• Set problem
Give the count of lines holding the string "için" and nothing else.

───── Records to process ─────

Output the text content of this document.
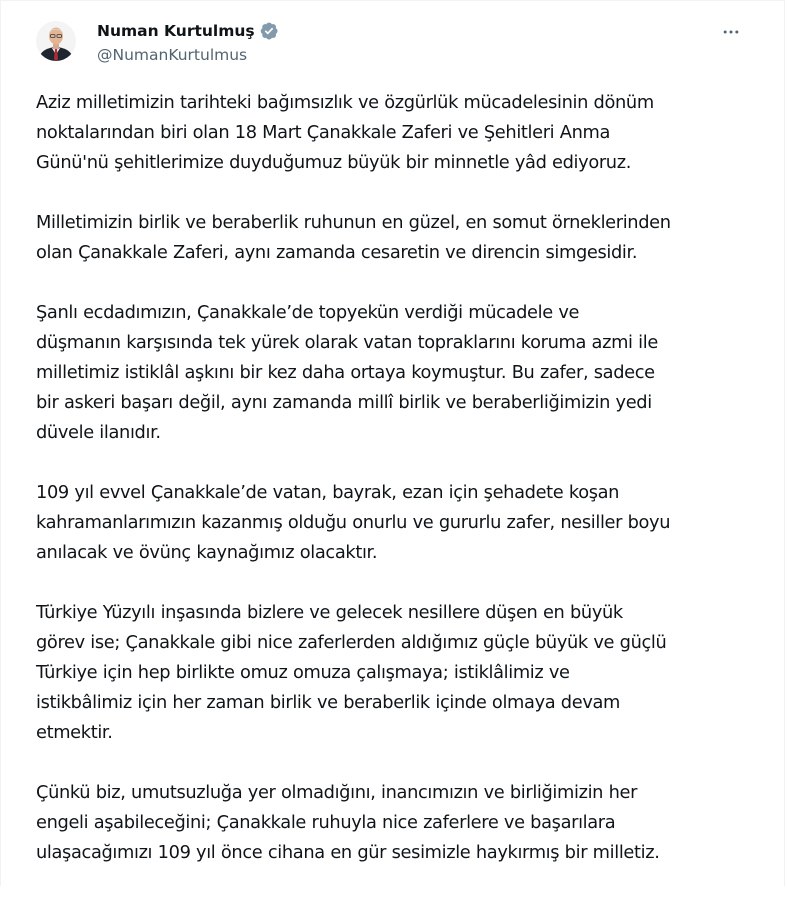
Numan Kurtulmuş
@NumanKurtulmus

Aziz milletimizin tarihteki bağımsızlık ve özgürlük mücadelesinin dönüm
noktalarından biri olan 18 Mart Çanakkale Zaferi ve Şehitleri Anma
Günü'nü şehitlerimize duyduğumuz büyük bir minnetle yâd ediyoruz.

Milletimizin birlik ve beraberlik ruhunun en güzel, en somut örneklerinden
olan Çanakkale Zaferi, aynı zamanda cesaretin ve direncin simgesidir.

Şanlı ecdadımızın, Çanakkale’de topyekün verdiği mücadele ve
düşmanın karşısında tek yürek olarak vatan topraklarını koruma azmi ile
milletimiz istiklâl aşkını bir kez daha ortaya koymuştur. Bu zafer, sadece
bir askeri başarı değil, aynı zamanda millî birlik ve beraberliğimizin yedi
düvele ilanıdır.

109 yıl evvel Çanakkale’de vatan, bayrak, ezan için şehadete koşan
kahramanlarımızın kazanmış olduğu onurlu ve gururlu zafer, nesiller boyu
anılacak ve övünç kaynağımız olacaktır.

Türkiye Yüzyılı inşasında bizlere ve gelecek nesillere düşen en büyük
görev ise; Çanakkale gibi nice zaferlerden aldığımız güçle büyük ve güçlü
Türkiye için hep birlikte omuz omuza çalışmaya; istiklâlimiz ve
istikbâlimiz için her zaman birlik ve beraberlik içinde olmaya devam
etmektir.

Çünkü biz, umutsuzluğa yer olmadığını, inancımızın ve birliğimizin her
engeli aşabileceğini; Çanakkale ruhuyla nice zaferlere ve başarılara
ulaşacağımızı 109 yıl önce cihana en gür sesimizle haykırmış bir milletiz.
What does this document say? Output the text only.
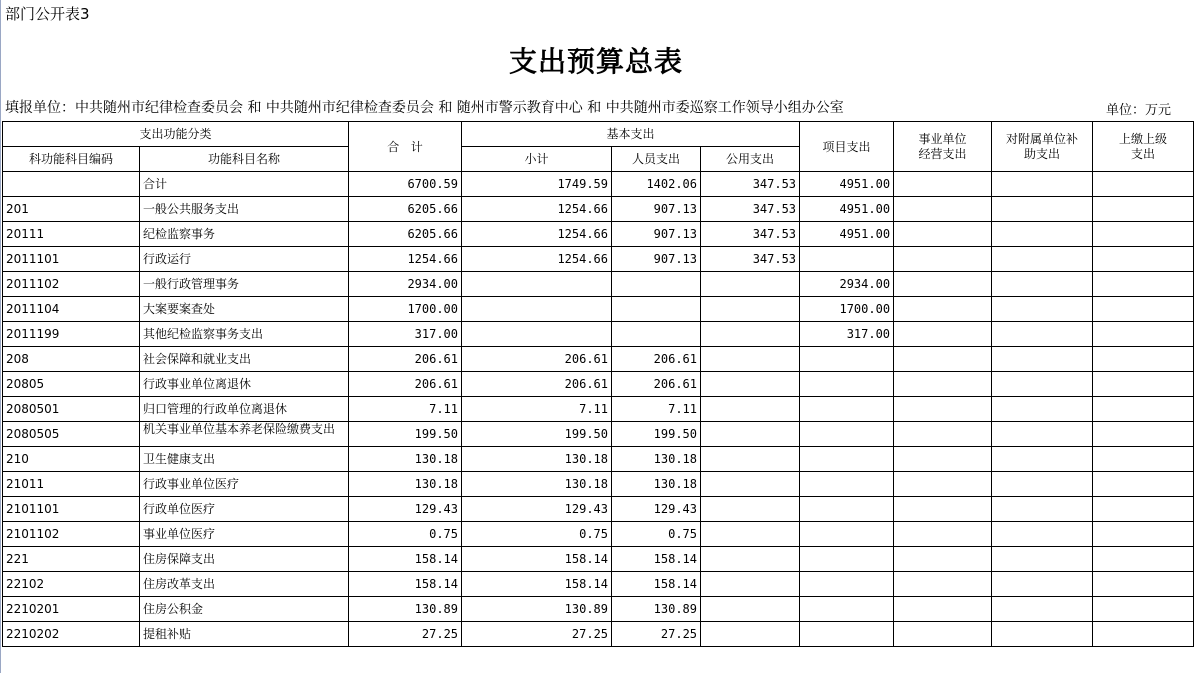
部门公开表3
支出预算总表
填报单位：中共随州市纪律检查委员会 和 中共随州市纪律检查委员会 和 随州市警示教育中心 和 中共随州市委巡察工作领导小组办公室	单位：万元
支出功能分类		合   计	基本支出			项目支出	事业单位经营支出	对附属单位补助支出	上缴上级支出
科功能科目编码	功能科目名称		小计	人员支出	公用支出				
	合计	6700.59	1749.59	1402.06	347.53	4951.00			
201	一般公共服务支出	6205.66	1254.66	907.13	347.53	4951.00			
20111	纪检监察事务	6205.66	1254.66	907.13	347.53	4951.00			
2011101	行政运行	1254.66	1254.66	907.13	347.53				
2011102	一般行政管理事务	2934.00				2934.00			
2011104	大案要案查处	1700.00				1700.00			
2011199	其他纪检监察事务支出	317.00				317.00			
208	社会保障和就业支出	206.61	206.61	206.61					
20805	行政事业单位离退休	206.61	206.61	206.61					
2080501	归口管理的行政单位离退休	7.11	7.11	7.11					
2080505	机关事业单位基本养老保险缴费支出	199.50	199.50	199.50					
210	卫生健康支出	130.18	130.18	130.18					
21011	行政事业单位医疗	130.18	130.18	130.18					
2101101	行政单位医疗	129.43	129.43	129.43					
2101102	事业单位医疗	0.75	0.75	0.75					
221	住房保障支出	158.14	158.14	158.14					
22102	住房改革支出	158.14	158.14	158.14					
2210201	住房公积金	130.89	130.89	130.89					
2210202	提租补贴	27.25	27.25	27.25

─────

• Exercise solution
3